PROVIDED INFORMATION =>
______________________________
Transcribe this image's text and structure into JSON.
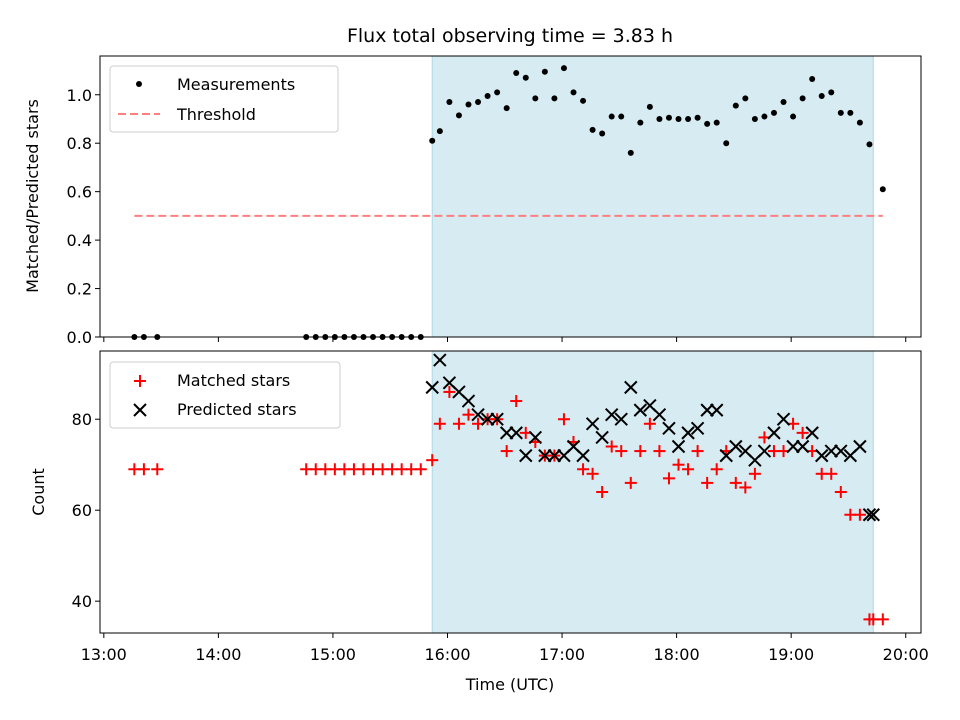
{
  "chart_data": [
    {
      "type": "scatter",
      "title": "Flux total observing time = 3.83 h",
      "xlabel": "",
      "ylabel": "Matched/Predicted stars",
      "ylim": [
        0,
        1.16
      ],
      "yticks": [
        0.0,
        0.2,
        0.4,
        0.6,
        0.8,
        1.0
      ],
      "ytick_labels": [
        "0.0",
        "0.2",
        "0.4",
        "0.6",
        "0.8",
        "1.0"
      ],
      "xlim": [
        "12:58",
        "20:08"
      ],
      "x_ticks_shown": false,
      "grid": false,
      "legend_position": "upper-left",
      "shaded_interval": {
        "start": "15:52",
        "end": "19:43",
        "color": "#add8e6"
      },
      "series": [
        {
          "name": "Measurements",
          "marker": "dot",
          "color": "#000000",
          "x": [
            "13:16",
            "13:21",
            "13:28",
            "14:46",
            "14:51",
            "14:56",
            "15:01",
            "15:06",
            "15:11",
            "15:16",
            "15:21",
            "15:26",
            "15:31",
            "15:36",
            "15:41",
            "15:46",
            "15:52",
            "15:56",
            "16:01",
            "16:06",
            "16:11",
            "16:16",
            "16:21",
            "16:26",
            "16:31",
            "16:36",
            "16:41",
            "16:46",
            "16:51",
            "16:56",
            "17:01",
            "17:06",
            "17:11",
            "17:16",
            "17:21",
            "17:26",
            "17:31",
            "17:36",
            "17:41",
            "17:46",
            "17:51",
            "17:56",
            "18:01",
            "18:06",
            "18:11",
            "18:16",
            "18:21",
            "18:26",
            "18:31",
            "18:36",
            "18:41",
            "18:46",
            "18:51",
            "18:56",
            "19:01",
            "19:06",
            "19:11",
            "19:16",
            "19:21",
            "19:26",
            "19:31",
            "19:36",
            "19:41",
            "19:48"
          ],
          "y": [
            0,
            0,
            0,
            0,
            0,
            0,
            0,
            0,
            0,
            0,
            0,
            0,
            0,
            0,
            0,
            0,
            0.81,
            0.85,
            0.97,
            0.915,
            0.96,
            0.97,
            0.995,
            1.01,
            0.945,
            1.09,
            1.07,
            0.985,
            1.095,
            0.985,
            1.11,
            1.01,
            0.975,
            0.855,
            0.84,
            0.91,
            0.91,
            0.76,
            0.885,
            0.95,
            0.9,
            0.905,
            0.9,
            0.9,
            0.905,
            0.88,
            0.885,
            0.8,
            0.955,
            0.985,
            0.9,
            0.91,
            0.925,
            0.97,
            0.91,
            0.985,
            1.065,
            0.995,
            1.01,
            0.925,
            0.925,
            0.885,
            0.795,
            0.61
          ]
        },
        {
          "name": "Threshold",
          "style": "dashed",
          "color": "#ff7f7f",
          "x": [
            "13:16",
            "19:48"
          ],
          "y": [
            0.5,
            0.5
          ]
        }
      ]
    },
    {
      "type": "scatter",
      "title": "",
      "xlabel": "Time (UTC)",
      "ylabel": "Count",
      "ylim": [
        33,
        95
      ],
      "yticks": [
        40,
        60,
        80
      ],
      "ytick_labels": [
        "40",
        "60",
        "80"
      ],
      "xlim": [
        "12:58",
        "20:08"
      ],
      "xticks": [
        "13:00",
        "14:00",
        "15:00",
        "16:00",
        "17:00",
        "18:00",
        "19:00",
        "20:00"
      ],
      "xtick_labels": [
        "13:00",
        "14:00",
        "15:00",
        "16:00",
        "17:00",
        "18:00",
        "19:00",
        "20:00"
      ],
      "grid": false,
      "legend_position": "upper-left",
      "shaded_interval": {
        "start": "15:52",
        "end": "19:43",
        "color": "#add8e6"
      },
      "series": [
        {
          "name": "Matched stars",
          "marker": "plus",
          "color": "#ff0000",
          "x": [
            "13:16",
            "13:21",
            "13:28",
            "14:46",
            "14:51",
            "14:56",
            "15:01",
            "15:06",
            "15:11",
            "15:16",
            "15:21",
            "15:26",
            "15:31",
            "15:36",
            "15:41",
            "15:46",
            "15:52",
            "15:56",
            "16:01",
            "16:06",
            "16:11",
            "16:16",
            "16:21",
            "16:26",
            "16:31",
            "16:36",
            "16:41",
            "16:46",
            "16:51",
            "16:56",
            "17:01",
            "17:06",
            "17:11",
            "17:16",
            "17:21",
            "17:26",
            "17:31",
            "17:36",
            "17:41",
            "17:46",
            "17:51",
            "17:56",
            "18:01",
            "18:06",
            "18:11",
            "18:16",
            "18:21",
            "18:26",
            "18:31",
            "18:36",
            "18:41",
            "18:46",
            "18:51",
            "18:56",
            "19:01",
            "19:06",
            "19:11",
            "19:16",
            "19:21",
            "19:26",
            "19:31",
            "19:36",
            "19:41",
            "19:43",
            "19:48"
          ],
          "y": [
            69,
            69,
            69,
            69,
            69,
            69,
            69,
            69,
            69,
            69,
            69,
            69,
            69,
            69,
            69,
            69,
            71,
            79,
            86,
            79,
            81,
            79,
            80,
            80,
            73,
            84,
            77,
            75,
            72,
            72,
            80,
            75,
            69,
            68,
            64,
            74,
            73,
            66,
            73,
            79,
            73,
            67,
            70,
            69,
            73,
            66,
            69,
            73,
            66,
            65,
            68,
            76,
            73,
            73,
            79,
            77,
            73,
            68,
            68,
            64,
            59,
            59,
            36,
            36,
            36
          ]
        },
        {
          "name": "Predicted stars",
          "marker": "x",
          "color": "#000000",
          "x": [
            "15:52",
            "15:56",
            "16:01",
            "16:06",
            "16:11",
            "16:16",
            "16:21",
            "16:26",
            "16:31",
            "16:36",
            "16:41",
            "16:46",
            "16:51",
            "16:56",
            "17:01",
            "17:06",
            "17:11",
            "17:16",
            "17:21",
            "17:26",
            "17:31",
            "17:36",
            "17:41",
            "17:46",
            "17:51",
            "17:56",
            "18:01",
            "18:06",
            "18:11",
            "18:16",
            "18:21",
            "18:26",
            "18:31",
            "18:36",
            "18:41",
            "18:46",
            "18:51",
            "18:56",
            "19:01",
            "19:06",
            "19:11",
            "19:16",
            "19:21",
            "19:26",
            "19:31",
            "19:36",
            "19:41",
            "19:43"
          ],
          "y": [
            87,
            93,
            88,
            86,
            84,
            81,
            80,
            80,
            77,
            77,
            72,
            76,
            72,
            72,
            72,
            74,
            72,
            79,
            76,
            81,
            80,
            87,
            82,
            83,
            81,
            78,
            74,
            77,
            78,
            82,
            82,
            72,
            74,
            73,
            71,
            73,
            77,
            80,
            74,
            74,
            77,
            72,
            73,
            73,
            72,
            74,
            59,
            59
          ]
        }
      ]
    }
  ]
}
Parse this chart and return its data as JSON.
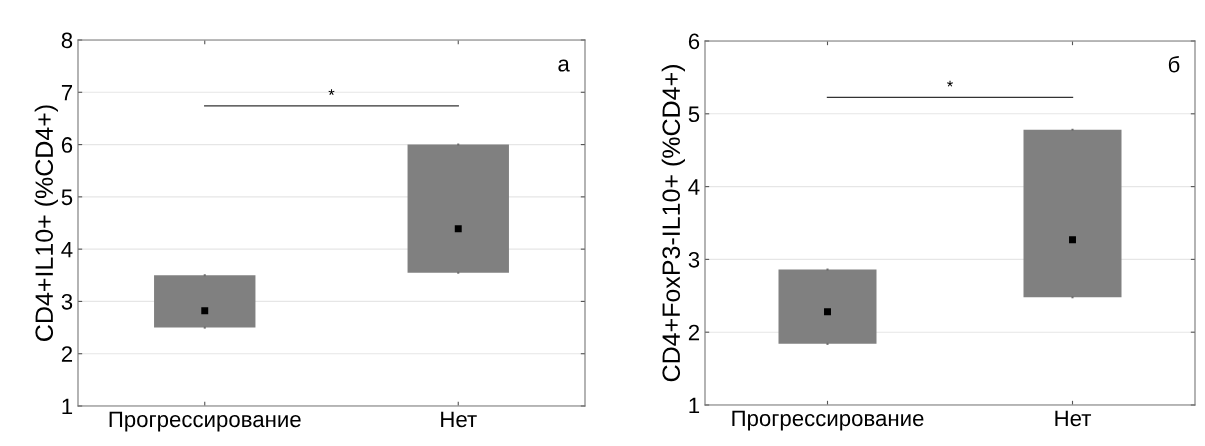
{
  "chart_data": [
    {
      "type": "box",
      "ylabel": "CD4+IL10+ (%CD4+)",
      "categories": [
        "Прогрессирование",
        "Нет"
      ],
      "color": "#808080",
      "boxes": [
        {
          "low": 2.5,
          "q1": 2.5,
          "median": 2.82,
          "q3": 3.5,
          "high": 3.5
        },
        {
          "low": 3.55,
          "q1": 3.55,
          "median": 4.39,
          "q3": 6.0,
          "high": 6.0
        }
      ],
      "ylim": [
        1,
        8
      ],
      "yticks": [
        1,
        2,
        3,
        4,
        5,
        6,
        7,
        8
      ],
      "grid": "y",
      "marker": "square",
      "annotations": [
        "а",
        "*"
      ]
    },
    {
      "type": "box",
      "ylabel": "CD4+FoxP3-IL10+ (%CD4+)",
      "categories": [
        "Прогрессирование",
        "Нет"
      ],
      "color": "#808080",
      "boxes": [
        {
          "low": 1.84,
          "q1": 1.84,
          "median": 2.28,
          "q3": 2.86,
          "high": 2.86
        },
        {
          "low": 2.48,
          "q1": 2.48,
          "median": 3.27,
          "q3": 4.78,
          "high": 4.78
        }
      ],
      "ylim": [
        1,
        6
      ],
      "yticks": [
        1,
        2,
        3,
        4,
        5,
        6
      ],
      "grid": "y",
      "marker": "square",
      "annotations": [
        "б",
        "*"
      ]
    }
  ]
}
______________________________
Word for word, please, restate the lines of the listing from the one holding "Parse this chart and return its data as JSON." down to the last line, leaving out any pictures.

ANSWER IN FULL =>
Parse this chart and return its data as JSON.
{
  "chart_data": [
    {
      "type": "box",
      "ylabel": "CD4+IL10+ (%CD4+)",
      "categories": [
        "Прогрессирование",
        "Нет"
      ],
      "color": "#808080",
      "boxes": [
        {
          "low": 2.5,
          "q1": 2.5,
          "median": 2.82,
          "q3": 3.5,
          "high": 3.5
        },
        {
          "low": 3.55,
          "q1": 3.55,
          "median": 4.39,
          "q3": 6.0,
          "high": 6.0
        }
      ],
      "ylim": [
        1,
        8
      ],
      "yticks": [
        1,
        2,
        3,
        4,
        5,
        6,
        7,
        8
      ],
      "grid": "y",
      "marker": "square",
      "annotations": [
        "а",
        "*"
      ]
    },
    {
      "type": "box",
      "ylabel": "CD4+FoxP3-IL10+ (%CD4+)",
      "categories": [
        "Прогрессирование",
        "Нет"
      ],
      "color": "#808080",
      "boxes": [
        {
          "low": 1.84,
          "q1": 1.84,
          "median": 2.28,
          "q3": 2.86,
          "high": 2.86
        },
        {
          "low": 2.48,
          "q1": 2.48,
          "median": 3.27,
          "q3": 4.78,
          "high": 4.78
        }
      ],
      "ylim": [
        1,
        6
      ],
      "yticks": [
        1,
        2,
        3,
        4,
        5,
        6
      ],
      "grid": "y",
      "marker": "square",
      "annotations": [
        "б",
        "*"
      ]
    }
  ]
}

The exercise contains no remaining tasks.